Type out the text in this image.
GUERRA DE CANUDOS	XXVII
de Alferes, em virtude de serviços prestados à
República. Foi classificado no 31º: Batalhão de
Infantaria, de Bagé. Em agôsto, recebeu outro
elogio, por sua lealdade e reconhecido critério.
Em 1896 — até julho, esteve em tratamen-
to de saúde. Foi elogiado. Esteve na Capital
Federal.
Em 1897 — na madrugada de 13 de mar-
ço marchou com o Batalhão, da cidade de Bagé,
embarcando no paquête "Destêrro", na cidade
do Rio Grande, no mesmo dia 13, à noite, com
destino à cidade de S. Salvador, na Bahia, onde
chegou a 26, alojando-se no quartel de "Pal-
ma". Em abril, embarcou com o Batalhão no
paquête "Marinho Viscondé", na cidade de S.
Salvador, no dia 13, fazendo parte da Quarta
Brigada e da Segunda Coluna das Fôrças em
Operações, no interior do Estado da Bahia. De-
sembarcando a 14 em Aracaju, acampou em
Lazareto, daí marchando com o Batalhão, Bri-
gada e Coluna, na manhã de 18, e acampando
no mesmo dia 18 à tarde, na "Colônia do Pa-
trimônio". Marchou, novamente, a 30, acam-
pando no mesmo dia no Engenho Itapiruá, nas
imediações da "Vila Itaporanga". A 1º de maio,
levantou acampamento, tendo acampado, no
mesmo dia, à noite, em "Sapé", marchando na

==================================================

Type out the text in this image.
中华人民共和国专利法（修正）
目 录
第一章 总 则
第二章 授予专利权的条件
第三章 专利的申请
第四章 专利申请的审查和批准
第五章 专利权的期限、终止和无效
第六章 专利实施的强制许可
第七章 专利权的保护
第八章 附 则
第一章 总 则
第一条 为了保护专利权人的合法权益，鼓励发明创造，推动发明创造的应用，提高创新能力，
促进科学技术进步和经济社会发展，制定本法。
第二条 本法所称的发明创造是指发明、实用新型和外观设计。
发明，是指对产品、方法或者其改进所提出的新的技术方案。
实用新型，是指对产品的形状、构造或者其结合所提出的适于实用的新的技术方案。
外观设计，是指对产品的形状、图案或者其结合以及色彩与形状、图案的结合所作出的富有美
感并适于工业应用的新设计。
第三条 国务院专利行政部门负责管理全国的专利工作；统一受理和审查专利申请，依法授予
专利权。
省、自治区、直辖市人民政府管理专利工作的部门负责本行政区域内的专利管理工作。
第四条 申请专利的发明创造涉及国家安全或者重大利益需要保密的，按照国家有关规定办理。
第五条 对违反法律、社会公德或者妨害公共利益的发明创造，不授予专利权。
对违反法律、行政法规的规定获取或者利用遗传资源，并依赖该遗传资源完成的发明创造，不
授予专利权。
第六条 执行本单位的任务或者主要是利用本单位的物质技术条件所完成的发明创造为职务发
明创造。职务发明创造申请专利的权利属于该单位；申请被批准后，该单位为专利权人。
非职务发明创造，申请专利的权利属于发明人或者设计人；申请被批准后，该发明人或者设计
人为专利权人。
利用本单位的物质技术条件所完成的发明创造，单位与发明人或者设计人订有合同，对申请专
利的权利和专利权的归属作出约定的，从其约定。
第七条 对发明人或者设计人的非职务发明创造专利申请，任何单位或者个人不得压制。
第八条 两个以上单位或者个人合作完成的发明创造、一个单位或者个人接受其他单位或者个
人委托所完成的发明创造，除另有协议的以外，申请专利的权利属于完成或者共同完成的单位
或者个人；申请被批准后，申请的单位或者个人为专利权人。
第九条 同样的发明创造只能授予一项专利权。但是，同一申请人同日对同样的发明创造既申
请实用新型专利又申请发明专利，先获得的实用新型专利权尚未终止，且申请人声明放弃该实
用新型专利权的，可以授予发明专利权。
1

==================================================

▶ _Your instructions_: Across the records, count the lines holding the string "Coluna". Give the number and stop.

▶ _Complete output_: 2